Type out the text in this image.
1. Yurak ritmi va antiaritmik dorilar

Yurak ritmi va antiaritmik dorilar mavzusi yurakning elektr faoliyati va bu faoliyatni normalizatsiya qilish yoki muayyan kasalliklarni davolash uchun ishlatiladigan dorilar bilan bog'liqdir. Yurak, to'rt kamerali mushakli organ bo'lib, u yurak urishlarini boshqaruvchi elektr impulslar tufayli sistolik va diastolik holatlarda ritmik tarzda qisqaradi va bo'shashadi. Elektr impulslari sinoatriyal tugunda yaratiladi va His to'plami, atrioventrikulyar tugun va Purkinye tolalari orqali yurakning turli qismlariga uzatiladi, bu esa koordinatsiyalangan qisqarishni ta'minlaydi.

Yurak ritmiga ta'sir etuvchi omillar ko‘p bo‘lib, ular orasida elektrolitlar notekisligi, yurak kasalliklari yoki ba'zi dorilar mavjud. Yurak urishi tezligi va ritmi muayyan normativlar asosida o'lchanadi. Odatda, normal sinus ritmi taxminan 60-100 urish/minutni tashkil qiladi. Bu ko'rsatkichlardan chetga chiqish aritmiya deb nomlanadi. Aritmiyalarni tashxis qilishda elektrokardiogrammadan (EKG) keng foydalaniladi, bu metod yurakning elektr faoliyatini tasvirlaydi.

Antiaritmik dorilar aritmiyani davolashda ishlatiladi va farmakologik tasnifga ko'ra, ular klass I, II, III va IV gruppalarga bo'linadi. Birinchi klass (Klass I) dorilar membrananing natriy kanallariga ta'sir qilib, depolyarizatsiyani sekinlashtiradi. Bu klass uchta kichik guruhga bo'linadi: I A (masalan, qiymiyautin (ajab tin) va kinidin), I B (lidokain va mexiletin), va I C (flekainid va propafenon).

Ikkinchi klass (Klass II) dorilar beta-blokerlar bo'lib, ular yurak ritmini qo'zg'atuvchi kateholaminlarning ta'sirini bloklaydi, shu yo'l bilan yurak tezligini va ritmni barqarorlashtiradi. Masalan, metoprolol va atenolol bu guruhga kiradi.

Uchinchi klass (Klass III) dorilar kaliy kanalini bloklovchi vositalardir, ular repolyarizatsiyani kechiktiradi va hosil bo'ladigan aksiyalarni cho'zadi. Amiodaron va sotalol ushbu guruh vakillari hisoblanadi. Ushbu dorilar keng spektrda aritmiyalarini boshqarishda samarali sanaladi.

* * * * * * *

Exercise brief >> Identify each line in the records above containing the word "elektr"; copy those lines.

The answer >>
Yurak ritmi va antiaritmik dorilar mavzusi yurakning elektr faoliyati va bu faoliyatni normalizatsiya qilish yoki muayyan kasalliklarni davolash uchun ishlatiladigan dorilar bilan bog'liqdir. Yurak, to'rt kamerali mushakli organ bo'lib, u yurak urishlarini boshqaruvchi elektr impulslar tufayli sistolik va diastolik holatlarda ritmik tarzda qisqaradi va bo'shashadi. Elektr impulslari sinoatriyal tugunda yaratiladi va His to'plami, atrioventrikulyar tugun va Purkinye tolalari orqali yurakning turli qismlariga uzatiladi, bu esa koordinatsiyalangan qisqarishni ta'minlaydi.
Yurak ritmiga ta'sir etuvchi omillar ko‘p bo‘lib, ular orasida elektrolitlar notekisligi, yurak kasalliklari yoki ba'zi dorilar mavjud. Yurak urishi tezligi va ritmi muayyan normativlar asosida o'lchanadi. Odatda, normal sinus ritmi taxminan 60-100 urish/minutni tashkil qiladi. Bu ko'rsatkichlardan chetga chiqish aritmiya deb nomlanadi. Aritmiyalarni tashxis qilishda elektrokardiogrammadan (EKG) keng foydalaniladi, bu metod yurakning elektr faoliyatini tasvirlaydi.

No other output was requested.